## Given records
━━━━━━━━━━

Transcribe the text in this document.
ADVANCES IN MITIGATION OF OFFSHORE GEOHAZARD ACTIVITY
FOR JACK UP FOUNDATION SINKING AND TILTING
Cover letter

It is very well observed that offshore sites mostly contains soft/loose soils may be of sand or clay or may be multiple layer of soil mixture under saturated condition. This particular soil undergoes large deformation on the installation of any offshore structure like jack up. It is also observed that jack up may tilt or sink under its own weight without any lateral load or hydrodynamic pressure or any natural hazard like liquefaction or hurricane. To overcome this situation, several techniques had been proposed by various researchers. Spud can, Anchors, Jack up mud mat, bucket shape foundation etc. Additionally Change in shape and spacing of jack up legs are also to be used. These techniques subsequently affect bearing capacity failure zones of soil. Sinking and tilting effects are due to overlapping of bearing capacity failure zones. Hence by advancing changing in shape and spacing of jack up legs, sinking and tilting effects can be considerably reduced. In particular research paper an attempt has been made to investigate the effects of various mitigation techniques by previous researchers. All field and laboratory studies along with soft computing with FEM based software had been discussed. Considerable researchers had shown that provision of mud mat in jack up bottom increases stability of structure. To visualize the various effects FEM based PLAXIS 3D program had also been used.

━━━━━━━━━━

## Problem to solve
Go back to the listing above and please repeat it exactly.

## Output for this task
Transcribe the text in this document.
ADVANCES IN MITIGATION OF OFFSHORE GEOHAZARD ACTIVITY
FOR JACK UP FOUNDATION SINKING AND TILTING
Cover letter

It is very well observed that offshore sites mostly contains soft/loose soils may be of sand or clay or may be multiple layer of soil mixture under saturated condition. This particular soil undergoes large deformation on the installation of any offshore structure like jack up. It is also observed that jack up may tilt or sink under its own weight without any lateral load or hydrodynamic pressure or any natural hazard like liquefaction or hurricane. To overcome this situation, several techniques had been proposed by various researchers. Spud can, Anchors, Jack up mud mat, bucket shape foundation etc. Additionally Change in shape and spacing of jack up legs are also to be used. These techniques subsequently affect bearing capacity failure zones of soil. Sinking and tilting effects are due to overlapping of bearing capacity failure zones. Hence by advancing changing in shape and spacing of jack up legs, sinking and tilting effects can be considerably reduced. In particular research paper an attempt has been made to investigate the effects of various mitigation techniques by previous researchers. All field and laboratory studies along with soft computing with FEM based software had been discussed. Considerable researchers had shown that provision of mud mat in jack up bottom increases stability of structure. To visualize the various effects FEM based PLAXIS 3D program had also been used.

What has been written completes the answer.